Actividades propuestas:
a. Según el texto sobre Jürgen Michaelis, ¿cuál es su nombre indio?
b. Prosigue el texto sobre Jürgen Michaelis a partir de su última oración.

Texto de origen:
☆ ☆ ☆ ☆ ☆ ☆ ☆
Jürgen Michaelis se encontraba solo, de pie, adentro de un tipi no más grande que una cabina telefónica, detrás de una casa en Radebeul, suburbio de Dresden. Ex cerrajero y obrero de demoliciones originario de Chemnitz (anteriormente llamada la ciudad de Karl Marx), Michaelis, de 50 años, se estableció allí hace un par de años.
Asomándose a través de sus gruesos lentes y feliz de tener visitantes, mostró con orgullo su traje de piel de venado hecho en casa. En la mitad de su cabeza tenía una peluca negra enmarañada con una pluma azul. A sus pies ardía un pequeño fuego de carbón, lo suficientemente grande para calentar una sola jarra metálica de agua en una mañana fría. “Mi nombre indio”, me dijo Michaelis, “es Hombre solitario”.
☆ ☆ ☆ ☆ ☆ ☆ ☆
Listado proporcionado:

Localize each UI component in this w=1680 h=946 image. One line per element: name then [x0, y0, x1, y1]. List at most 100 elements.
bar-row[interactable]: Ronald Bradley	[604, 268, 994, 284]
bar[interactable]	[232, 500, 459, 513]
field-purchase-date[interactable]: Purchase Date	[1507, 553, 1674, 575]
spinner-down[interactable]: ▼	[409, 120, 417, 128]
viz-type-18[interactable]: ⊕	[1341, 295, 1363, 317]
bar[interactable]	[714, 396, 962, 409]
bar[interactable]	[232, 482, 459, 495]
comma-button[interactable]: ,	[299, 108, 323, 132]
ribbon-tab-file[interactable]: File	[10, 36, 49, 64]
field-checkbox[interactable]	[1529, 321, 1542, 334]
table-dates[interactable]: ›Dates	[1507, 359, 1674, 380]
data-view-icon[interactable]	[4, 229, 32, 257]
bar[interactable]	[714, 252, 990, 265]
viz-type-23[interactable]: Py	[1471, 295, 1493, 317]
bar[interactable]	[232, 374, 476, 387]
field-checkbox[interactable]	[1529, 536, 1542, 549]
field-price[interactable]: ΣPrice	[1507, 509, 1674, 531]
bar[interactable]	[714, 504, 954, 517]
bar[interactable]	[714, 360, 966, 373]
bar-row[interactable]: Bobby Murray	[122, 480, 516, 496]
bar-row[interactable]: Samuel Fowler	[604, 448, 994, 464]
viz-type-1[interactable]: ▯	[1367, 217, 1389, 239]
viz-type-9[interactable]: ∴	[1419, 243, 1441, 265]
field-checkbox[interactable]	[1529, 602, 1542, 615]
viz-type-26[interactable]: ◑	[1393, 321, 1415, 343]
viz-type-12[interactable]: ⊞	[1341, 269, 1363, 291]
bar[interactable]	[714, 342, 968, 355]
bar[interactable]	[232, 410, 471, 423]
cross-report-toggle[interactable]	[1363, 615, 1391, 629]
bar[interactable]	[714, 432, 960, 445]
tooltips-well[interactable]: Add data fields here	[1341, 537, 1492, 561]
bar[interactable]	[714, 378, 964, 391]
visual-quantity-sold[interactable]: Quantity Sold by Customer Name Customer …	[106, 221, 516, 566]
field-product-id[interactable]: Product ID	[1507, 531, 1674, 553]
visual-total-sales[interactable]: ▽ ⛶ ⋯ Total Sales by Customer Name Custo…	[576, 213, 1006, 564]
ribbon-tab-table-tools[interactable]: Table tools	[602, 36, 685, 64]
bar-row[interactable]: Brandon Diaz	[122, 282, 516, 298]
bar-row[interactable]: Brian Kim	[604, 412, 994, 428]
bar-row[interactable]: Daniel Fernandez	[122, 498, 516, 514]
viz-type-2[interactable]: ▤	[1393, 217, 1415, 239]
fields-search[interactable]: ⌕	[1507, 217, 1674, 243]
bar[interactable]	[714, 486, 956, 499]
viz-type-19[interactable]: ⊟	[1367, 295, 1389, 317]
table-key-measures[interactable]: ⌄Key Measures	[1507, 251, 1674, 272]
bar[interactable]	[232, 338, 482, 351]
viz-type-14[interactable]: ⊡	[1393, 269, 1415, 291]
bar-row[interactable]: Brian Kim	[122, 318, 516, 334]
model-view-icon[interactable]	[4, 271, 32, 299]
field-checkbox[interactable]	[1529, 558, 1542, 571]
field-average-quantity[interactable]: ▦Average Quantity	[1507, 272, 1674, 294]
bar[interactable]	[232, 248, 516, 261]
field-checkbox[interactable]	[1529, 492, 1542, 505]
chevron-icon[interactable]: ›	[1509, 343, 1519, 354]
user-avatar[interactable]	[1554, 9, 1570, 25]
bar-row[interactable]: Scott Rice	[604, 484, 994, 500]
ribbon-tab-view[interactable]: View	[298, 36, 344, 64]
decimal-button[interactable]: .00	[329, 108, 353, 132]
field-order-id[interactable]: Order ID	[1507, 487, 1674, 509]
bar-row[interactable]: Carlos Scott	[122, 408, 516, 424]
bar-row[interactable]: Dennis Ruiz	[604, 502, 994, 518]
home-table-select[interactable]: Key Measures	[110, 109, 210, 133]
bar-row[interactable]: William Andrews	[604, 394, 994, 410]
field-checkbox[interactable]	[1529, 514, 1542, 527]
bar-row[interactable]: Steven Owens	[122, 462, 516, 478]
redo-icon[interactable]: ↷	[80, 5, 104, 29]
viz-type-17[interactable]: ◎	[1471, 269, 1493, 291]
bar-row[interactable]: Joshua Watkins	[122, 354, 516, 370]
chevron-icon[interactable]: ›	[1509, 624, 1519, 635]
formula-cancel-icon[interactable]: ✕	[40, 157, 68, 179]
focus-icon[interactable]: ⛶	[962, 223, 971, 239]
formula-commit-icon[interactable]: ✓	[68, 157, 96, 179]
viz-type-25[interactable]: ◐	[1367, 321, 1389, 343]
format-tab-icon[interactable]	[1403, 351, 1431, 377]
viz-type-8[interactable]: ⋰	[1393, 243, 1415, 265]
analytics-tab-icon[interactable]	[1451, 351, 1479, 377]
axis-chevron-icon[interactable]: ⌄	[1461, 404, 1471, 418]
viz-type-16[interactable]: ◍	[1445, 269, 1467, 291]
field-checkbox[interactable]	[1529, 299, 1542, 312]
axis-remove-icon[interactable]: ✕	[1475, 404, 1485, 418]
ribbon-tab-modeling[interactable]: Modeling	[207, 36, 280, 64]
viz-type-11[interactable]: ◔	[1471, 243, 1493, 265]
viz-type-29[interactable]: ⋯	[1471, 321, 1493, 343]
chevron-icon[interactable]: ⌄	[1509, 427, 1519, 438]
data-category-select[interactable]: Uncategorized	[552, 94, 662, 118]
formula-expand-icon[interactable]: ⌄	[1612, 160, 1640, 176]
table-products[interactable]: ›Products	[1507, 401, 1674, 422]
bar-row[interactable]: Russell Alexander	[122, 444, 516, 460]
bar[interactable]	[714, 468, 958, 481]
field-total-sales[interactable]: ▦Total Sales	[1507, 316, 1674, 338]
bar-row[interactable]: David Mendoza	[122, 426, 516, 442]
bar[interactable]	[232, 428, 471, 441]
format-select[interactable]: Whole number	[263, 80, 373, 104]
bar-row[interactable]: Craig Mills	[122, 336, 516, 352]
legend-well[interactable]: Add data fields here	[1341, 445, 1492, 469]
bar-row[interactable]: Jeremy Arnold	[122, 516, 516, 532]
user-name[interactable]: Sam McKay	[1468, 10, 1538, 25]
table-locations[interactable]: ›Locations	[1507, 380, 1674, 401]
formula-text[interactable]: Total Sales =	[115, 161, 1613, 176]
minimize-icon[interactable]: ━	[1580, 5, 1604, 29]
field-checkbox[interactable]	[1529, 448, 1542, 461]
☆ ☆ ☆ ☆ ☆ ☆ ☆
Respuestas:
a. Su nombre indio es "Hombre solitario".

b.
En “powows”, y hay docenas cada año, miles de alemanes obsesionados con los indios estadounidenses beben aguardiente, usan joyería de turquesa y corren por todo Baden-Wurttemberg o Schleswig-Holstein vestidos de comanches y apaches. Hay clubes, revistas, tarjetas intercambiables, currículums escolares, películas tremendamente populares con tema del viejo oeste creadas en Alemania y teatros al aire libre, entre ellos uno en las alturas de los riscos de arenisca que dominan la pequeña fortaleza medieval de Rathen, en Sajonia, donde, a caballo, vaqueros luchan contra indios. Recientemente, se construyó una aldea falsa del viejo oeste, Eldorado, a las afueras de Templin, ciudad donde creció la canciller Angela Merkel.
La causa de esta pasión es el escritor Karl May (1842-1912), virtualmente desconocido en Estados Unidos y el autor más popular en la historia alemana.
May escribió docenas de libros que han vendido más de 100 millones de copias, y quizá el doble de esa cantidad si se cuentan las traducciones del alemán.
El emperador Guillermo II, que al igual que May le encantaba la fantasía y vestir trajes exóticos, adoraba los libros de éste. Otros fanáticos eran Einstein y Albert Schweitzer, Kafka y Fritz Land. Y Hitler.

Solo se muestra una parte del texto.